■ Exercise
Retype every entry exactly, character for character.

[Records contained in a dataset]
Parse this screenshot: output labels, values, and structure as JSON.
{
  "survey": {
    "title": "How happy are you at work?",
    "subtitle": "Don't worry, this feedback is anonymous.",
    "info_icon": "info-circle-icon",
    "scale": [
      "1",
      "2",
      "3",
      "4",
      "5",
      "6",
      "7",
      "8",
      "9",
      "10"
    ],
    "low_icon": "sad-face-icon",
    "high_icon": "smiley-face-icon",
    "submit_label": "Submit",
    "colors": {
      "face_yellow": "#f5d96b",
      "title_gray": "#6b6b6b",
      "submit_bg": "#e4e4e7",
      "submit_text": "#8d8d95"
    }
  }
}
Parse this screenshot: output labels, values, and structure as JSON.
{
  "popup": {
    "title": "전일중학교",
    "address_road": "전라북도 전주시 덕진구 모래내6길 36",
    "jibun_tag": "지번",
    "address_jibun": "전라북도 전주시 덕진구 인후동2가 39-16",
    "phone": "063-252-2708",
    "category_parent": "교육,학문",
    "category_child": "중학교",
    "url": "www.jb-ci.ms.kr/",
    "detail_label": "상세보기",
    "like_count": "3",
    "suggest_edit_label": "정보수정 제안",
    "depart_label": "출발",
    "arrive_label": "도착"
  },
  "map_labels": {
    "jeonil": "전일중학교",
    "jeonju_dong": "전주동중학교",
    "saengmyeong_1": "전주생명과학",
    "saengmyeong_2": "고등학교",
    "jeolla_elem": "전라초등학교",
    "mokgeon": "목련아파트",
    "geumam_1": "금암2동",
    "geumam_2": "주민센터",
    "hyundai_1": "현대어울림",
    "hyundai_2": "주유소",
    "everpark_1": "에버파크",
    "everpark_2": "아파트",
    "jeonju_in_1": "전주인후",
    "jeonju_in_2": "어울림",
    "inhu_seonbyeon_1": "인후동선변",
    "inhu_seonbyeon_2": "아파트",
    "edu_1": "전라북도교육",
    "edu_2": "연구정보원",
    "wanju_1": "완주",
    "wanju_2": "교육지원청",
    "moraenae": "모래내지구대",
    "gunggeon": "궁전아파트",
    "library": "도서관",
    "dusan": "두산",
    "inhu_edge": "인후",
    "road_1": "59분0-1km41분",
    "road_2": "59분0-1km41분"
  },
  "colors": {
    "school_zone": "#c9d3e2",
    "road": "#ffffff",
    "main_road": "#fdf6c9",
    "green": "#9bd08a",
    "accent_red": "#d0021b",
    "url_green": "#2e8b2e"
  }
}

■ Written solution
Parse this screenshot: output labels, values, and structure as JSON.
{
  "survey": {
    "title": "How happy are you at work?",
    "subtitle": "Don't worry, this feedback is anonymous.",
    "info_icon": "info-circle-icon",
    "scale": [
      "1",
      "2",
      "3",
      "4",
      "5",
      "6",
      "7",
      "8",
      "9",
      "10"
    ],
    "low_icon": "sad-face-icon",
    "high_icon": "smiley-face-icon",
    "submit_label": "Submit",
    "colors": {
      "face_yellow": "#f5d96b",
      "title_gray": "#6b6b6b",
      "submit_bg": "#e4e4e7",
      "submit_text": "#8d8d95"
    }
  }
}
Parse this screenshot: output labels, values, and structure as JSON.
{
  "popup": {
    "title": "전일중학교",
    "address_road": "전라북도 전주시 덕진구 모래내6길 36",
    "jibun_tag": "지번",
    "address_jibun": "전라북도 전주시 덕진구 인후동2가 39-16",
    "phone": "063-252-2708",
    "category_parent": "교육,학문",
    "category_child": "중학교",
    "url": "www.jb-ci.ms.kr/",
    "detail_label": "상세보기",
    "like_count": "3",
    "suggest_edit_label": "정보수정 제안",
    "depart_label": "출발",
    "arrive_label": "도착"
  },
  "map_labels": {
    "jeonil": "전일중학교",
    "jeonju_dong": "전주동중학교",
    "saengmyeong_1": "전주생명과학",
    "saengmyeong_2": "고등학교",
    "jeolla_elem": "전라초등학교",
    "mokgeon": "목련아파트",
    "geumam_1": "금암2동",
    "geumam_2": "주민센터",
    "hyundai_1": "현대어울림",
    "hyundai_2": "주유소",
    "everpark_1": "에버파크",
    "everpark_2": "아파트",
    "jeonju_in_1": "전주인후",
    "jeonju_in_2": "어울림",
    "inhu_seonbyeon_1": "인후동선변",
    "inhu_seonbyeon_2": "아파트",
    "edu_1": "전라북도교육",
    "edu_2": "연구정보원",
    "wanju_1": "완주",
    "wanju_2": "교육지원청",
    "moraenae": "모래내지구대",
    "gunggeon": "궁전아파트",
    "library": "도서관",
    "dusan": "두산",
    "inhu_edge": "인후",
    "road_1": "59분0-1km41분",
    "road_2": "59분0-1km41분"
  },
  "colors": {
    "school_zone": "#c9d3e2",
    "road": "#ffffff",
    "main_road": "#fdf6c9",
    "green": "#9bd08a",
    "accent_red": "#d0021b",
    "url_green": "#2e8b2e"
  }
}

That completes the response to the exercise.